§ **Text provided**
* * * * *

Tuesday, Sep 19, 2006



By Andrew Peaple
Of DOW JONES NEWSWIRES

SINGAPORE (Dow Jones)--Kuwait has to find an alternative source of revenue from oil and allow greater private sector involvement in the economy to encourage long-term economic growth, the country's Central Bank Governor said Monday.

"We have to do our best to encourage the private sector to increase their role in the domestic economic activity," Abdul-Aziz Al Saud Al Sabah said in an interview with Dow Jones Newswires. "This mainly could be done by privatization."

Around 95% of Kuwaiti nationals are now employed in the public sector.

Al Sabah said Kuwait's central bank has put forward a plan for privatization of state-owned assets, which was now being considered for approval by the Kuwaiti government.

Al Sabah said it was necessary for Kuwait to have a longer term perspective on its future and deal with what he called "structural imbalances".

"The country must have a plan - we need a very clear vision for the future," central banker said, on the sidelines of the annual meetings of the World Bank and International Monetary Fund. "This is what I always have in my mind, a 25-year plan."

* * * * *

§ **Stored data**
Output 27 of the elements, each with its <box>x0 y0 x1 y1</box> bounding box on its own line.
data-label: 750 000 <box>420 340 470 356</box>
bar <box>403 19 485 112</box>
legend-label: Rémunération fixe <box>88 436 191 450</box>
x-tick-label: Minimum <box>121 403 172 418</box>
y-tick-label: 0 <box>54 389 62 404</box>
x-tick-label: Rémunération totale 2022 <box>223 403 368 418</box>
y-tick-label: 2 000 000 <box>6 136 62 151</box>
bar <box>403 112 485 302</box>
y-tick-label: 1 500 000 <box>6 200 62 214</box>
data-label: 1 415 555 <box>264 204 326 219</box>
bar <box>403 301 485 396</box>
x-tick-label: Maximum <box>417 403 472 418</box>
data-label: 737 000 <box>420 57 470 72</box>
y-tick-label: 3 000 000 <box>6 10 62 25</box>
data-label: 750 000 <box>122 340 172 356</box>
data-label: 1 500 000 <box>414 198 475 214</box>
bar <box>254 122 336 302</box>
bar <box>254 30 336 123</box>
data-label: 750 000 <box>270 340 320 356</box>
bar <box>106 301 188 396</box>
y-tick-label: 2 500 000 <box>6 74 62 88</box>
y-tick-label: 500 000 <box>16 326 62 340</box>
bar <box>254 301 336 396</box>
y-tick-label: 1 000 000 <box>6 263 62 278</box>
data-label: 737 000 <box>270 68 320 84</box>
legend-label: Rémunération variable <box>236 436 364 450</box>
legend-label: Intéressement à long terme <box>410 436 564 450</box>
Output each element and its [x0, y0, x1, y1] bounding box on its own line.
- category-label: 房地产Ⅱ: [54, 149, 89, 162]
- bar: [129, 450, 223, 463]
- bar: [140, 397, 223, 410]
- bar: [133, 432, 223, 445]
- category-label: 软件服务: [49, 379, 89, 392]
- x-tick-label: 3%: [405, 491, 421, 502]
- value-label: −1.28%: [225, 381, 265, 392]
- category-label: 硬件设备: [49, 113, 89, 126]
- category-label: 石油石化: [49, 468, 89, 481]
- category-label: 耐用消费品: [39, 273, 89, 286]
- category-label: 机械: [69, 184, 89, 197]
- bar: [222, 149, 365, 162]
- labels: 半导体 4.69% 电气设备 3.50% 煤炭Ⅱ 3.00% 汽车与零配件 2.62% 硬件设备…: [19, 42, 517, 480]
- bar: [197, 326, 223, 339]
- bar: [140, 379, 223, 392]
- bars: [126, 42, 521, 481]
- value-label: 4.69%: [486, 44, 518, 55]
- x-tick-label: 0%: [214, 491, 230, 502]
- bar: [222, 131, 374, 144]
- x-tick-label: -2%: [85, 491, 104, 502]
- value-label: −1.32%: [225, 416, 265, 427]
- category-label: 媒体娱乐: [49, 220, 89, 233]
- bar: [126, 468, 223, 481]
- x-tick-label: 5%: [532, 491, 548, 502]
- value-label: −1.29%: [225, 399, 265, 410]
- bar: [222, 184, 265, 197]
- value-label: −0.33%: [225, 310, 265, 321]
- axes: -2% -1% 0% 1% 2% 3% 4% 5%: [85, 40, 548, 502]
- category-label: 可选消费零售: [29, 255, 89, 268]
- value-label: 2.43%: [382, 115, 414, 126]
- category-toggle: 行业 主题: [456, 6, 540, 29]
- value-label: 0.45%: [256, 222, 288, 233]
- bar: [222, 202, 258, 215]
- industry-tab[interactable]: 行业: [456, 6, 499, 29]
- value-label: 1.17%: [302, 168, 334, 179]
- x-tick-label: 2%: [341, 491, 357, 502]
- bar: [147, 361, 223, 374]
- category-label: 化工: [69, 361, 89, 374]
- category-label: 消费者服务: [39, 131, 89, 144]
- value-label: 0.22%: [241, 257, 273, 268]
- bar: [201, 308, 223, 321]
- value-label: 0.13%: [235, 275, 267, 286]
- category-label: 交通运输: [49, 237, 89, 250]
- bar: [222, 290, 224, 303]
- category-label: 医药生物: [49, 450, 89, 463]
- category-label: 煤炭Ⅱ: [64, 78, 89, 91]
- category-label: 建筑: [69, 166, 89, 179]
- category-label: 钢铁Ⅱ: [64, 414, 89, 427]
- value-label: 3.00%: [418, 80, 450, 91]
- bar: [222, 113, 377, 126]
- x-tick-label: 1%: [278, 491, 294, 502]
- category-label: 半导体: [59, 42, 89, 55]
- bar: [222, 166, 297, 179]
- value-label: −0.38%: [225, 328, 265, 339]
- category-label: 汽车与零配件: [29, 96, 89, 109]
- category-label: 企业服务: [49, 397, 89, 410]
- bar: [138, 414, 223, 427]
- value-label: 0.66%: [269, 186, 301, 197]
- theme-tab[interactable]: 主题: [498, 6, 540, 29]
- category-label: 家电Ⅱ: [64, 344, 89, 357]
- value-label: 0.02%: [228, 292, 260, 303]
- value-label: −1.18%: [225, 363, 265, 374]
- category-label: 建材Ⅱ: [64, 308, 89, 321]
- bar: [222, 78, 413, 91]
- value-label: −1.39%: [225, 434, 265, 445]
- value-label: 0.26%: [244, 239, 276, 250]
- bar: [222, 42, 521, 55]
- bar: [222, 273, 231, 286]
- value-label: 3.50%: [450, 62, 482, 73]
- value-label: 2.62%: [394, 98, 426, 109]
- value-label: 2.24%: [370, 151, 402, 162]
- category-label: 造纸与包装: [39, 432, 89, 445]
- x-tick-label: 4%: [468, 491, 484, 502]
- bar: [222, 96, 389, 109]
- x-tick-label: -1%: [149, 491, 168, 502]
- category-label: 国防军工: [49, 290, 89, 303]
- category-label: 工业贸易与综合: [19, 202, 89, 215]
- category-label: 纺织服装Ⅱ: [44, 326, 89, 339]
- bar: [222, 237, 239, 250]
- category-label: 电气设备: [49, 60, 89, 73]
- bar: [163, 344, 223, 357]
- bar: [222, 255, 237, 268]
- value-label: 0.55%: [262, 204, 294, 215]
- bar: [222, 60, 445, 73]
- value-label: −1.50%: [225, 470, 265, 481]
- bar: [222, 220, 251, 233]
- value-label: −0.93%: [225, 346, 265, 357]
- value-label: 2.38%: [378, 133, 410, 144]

* * * * *

§ **Work instructions**
Please restate the passage of the Kuwait economy report that opens with the words containing "Tuesday, Sep 19, 2006" and closes with "Governor said Monday.", swapping "private sector" for "business sector".

§ **Exercise response**
Tuesday, Sep 19, 2006



By Andrew Peaple
Of DOW JONES NEWSWIRES

SINGAPORE (Dow Jones)--Kuwait has to find an alternative source of revenue from oil and allow greater business sector involvement in the economy to encourage long-term economic growth, the country's Central Bank Governor said Monday.